I am always stunned that I am stunned at your deep perceptions, your winsome deductions and of course your startling sense of compassion. Again, I think they should bring tributes of gold and fresh virgins for your altar and find your words far more poetic than my pathetic attempts at the art form. lol You are always so very kind to me and it never ceases to humble and delight me that you seem to know me more than I do myself. Yes, this has been such a hard fight. The language more seeped than my usual brew...and yes, I know that although this is about her, it's also about my own survival. I sometimes think I push the empathy envelope too far...that I don't just finish with a mile in a shoe but must travel the entire fucking globe in them. This time, it really nearly got me. And if she really felt as bad as I think she did, then yes, I applaud her courage to step out when she did. And now, I can stop blaming her as well...and perhaps even me.

Aim ▸ In the comment, what does the writer say they can now stop doing? The material has no connection to the comment above.

Information supplied ▸
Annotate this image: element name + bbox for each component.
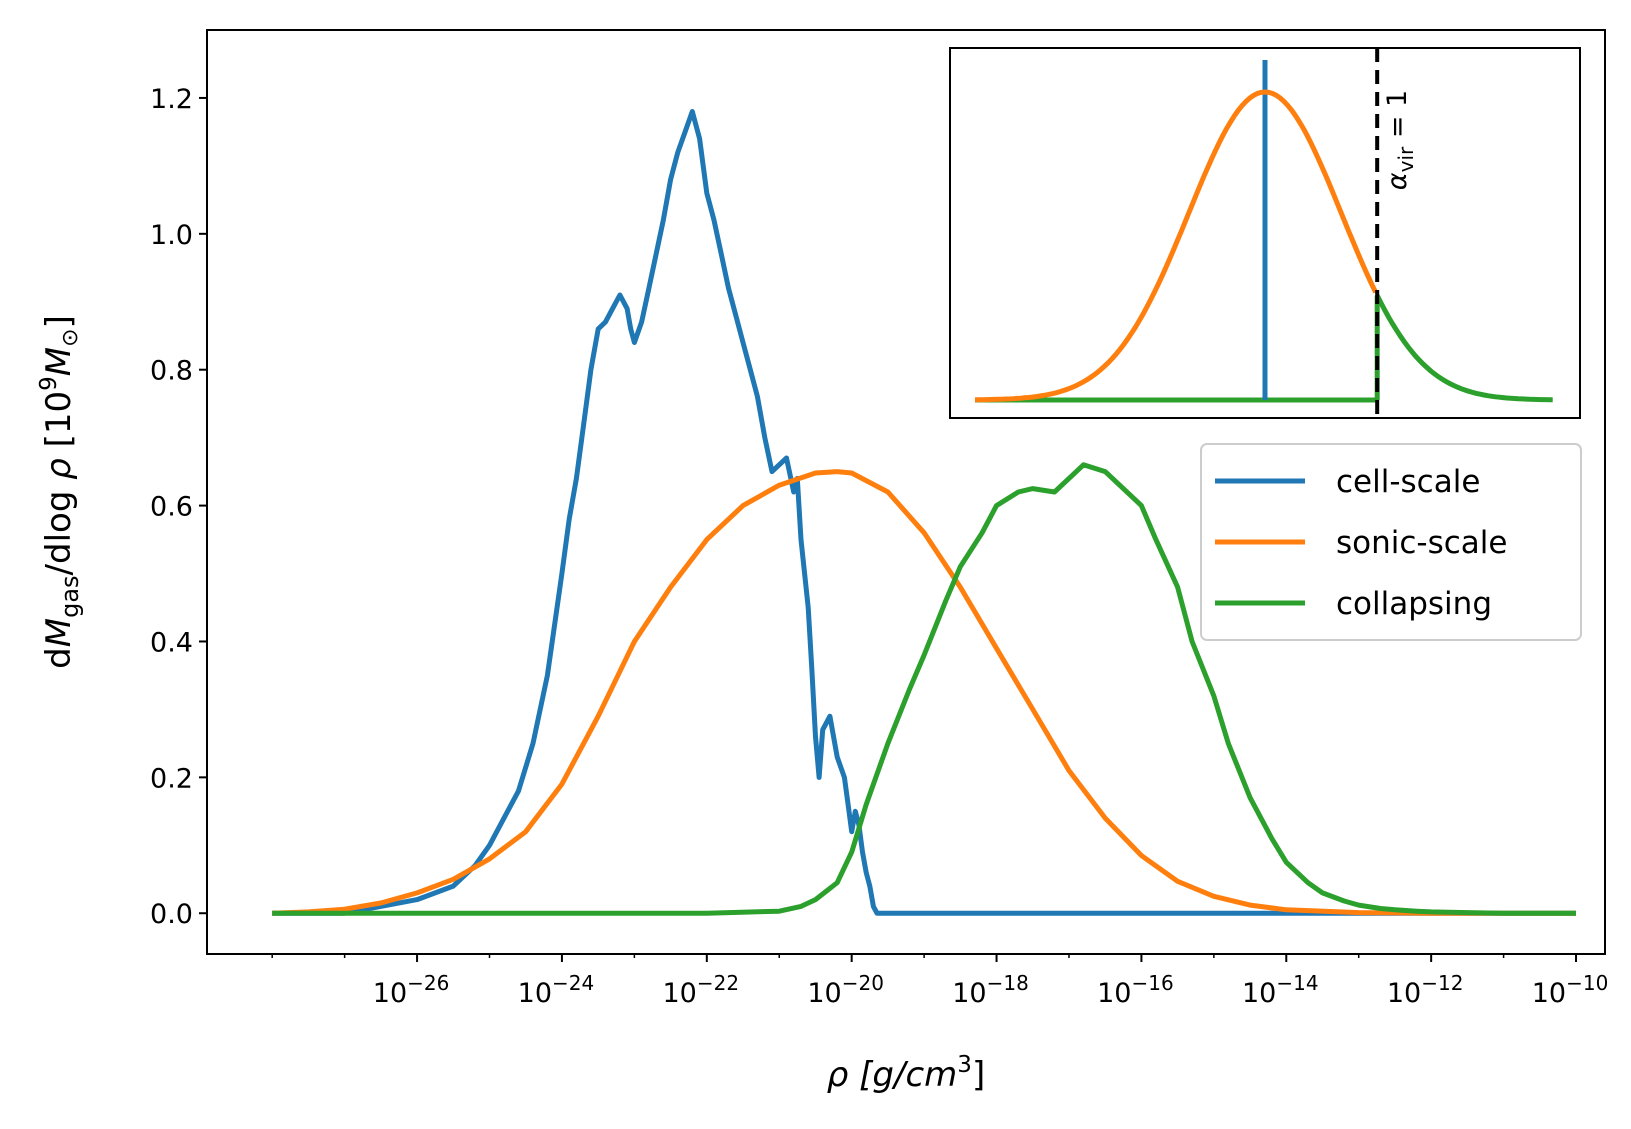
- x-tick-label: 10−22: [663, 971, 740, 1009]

Response ▸ Blaming her, and perhaps even blaming themselves.